• What to work on:
1 > List the titles of all the hacks in the text on DevOps.
2 > Retype the part of the text on DevOps starting at "Identify the repetitive" and ending at "on job run-time, state, visibility, and operations.".

Doing DevOps the right way starts with figuring out the critical processes that you can automate easily. You should focus on the job run-time, state, visibility, and operations.

Hack 1: Zero-Touch Automation and Infrastructure as Code

Zero-touch automation is the key to DevOps success.

Image title

You need to make sure that, if possible, you can automate everything- but that doesn’t mean you have to be deploying straight to production. However, if you want to do it, you should be able to do it. Infrastructure as code always focuses on automating important IT processes, and this is where tools like Ansible come into the picture.

Identify the repetitive tasks across the software delivery and at each point, you need to achieve zero friction, making sure nothing is blocking developers work and code commits, focusing on job run-time, state, visibility, and operations.

Image title

Hack 2: Adopting CI/CD Practices Thoroughly

Make sure to practice frequent and rapid release cycles, starting with continuous integration. Shorter deployment cycles help you find bugs easily and correct them as they occur. You can use many tools to do this, which I have listed later in this article.

Image title

Hack 3: Straightening the Flow of DevOps Through Proper Training

DevOps is becoming mainstream and the organizations practicing DevOps are working on scaling it to new heights. It’s likely that large organizations are complex with thousands of developers working across different geographical locations; hence, scaling DevOps throughout is a challenge. This should be addressed first by the top management by forming teams and guidelines.

Training DevOps teams on the processes and tools that should be used across the organization is the key. These teams should be put in different geographic locations to train the developers on the tools and processes to follow. This process takes time, but patience is the key.

• Data extract:
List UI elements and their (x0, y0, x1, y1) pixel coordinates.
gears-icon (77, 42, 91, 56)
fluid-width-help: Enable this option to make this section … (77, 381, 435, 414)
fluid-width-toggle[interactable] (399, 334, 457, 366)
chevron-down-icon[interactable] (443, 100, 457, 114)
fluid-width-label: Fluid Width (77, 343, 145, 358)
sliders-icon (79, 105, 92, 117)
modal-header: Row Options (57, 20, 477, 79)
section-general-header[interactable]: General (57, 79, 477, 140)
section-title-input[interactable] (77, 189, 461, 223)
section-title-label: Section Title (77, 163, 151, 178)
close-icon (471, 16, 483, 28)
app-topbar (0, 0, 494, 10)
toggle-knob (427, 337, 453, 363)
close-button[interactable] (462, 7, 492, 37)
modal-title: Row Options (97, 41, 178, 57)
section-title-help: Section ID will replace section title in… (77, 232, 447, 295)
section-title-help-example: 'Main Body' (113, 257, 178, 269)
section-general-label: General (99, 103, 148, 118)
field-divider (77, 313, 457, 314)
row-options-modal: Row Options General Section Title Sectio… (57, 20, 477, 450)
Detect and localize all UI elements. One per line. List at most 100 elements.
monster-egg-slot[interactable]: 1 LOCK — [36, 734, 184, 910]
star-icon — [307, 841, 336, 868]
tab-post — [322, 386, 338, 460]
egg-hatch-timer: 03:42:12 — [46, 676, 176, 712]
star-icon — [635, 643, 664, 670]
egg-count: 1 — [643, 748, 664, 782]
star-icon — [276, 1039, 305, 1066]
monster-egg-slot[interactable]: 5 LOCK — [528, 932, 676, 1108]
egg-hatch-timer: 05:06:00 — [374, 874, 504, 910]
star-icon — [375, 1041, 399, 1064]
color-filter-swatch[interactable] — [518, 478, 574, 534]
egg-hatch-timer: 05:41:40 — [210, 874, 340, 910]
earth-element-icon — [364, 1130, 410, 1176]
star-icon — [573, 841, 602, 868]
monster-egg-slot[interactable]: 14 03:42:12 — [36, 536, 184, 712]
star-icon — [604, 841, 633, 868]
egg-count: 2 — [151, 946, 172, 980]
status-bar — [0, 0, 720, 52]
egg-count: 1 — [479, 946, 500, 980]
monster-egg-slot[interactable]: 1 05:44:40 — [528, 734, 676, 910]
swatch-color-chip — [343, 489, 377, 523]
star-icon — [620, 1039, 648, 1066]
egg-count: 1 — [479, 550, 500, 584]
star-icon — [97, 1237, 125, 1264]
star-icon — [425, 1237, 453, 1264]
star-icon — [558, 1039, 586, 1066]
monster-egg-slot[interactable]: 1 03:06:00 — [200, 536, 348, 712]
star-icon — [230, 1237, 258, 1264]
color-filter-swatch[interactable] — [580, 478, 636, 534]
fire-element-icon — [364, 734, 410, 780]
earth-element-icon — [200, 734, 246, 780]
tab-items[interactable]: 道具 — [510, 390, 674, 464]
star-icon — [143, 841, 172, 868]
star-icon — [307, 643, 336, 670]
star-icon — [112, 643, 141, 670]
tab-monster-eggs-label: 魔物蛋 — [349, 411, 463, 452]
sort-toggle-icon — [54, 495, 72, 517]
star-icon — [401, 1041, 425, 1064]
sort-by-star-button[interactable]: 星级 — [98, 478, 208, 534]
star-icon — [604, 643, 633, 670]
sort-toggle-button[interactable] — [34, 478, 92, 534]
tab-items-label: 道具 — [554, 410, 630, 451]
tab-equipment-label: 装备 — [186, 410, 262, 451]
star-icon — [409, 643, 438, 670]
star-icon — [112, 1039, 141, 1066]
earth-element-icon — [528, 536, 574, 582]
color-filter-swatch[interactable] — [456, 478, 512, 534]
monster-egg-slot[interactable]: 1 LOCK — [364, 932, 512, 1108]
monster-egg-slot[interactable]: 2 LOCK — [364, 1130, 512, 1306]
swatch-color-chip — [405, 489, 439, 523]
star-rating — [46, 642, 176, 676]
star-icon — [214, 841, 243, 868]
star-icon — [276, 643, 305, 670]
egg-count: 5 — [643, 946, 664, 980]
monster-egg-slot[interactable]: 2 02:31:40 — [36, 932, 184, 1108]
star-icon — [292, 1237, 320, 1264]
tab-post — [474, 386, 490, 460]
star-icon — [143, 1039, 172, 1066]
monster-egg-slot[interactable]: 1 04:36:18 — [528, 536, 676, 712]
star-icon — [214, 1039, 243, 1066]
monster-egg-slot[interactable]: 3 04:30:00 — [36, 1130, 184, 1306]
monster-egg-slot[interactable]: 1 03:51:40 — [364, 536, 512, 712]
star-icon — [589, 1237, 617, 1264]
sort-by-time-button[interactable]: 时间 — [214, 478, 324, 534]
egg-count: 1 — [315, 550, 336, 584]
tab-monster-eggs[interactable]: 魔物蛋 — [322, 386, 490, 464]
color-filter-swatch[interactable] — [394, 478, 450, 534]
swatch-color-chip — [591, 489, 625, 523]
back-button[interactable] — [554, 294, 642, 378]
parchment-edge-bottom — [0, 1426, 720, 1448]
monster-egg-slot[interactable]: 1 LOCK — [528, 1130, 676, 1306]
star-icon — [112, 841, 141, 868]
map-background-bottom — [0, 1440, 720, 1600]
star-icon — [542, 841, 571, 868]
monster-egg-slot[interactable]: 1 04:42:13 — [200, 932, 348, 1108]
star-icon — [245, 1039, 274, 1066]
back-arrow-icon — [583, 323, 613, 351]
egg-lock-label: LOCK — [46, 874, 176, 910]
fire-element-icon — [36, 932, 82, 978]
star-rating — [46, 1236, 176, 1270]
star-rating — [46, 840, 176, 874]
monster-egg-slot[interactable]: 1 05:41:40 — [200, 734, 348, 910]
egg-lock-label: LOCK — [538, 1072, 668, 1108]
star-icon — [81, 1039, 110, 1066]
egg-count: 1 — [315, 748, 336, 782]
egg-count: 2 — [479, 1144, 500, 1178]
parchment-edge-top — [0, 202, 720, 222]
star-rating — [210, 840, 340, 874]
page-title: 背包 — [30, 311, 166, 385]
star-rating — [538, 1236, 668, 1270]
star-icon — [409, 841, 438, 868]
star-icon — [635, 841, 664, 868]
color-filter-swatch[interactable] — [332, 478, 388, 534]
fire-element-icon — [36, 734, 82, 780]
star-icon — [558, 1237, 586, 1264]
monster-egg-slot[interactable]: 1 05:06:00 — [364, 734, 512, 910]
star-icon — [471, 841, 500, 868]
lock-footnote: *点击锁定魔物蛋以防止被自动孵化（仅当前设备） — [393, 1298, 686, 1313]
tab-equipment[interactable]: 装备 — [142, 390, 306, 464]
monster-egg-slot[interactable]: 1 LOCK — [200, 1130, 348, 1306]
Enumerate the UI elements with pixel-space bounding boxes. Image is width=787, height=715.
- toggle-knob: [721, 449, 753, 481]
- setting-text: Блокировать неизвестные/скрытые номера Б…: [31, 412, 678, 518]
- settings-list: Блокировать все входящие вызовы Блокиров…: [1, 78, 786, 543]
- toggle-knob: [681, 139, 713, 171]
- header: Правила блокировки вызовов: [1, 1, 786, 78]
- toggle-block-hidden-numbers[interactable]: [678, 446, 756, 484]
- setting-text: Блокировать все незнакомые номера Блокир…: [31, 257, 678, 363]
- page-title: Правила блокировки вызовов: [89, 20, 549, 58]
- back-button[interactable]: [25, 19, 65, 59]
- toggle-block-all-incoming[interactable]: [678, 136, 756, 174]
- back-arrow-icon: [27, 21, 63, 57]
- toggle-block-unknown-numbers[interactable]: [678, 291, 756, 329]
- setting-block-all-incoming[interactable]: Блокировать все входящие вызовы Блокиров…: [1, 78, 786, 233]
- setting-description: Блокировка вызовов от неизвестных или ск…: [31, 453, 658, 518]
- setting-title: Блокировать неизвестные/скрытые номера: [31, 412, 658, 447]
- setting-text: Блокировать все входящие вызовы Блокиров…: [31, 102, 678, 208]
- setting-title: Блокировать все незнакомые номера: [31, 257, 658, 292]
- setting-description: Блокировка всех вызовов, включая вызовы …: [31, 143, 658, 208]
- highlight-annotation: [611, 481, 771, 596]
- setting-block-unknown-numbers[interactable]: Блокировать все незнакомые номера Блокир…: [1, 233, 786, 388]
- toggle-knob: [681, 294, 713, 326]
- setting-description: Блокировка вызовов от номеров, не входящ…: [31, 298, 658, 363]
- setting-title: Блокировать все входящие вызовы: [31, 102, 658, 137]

• Answers below:
1 >
Zero-Touch Automation and Infrastructure as Code
Adopting CI/CD Practices Thoroughly
Straightening the Flow of DevOps Through Proper Training

2 >
Identify the repetitive tasks across the software delivery and at each point, you need to achieve zero friction, making sure nothing is blocking developers work and code commits, focusing on job run-time, state, visibility, and operations.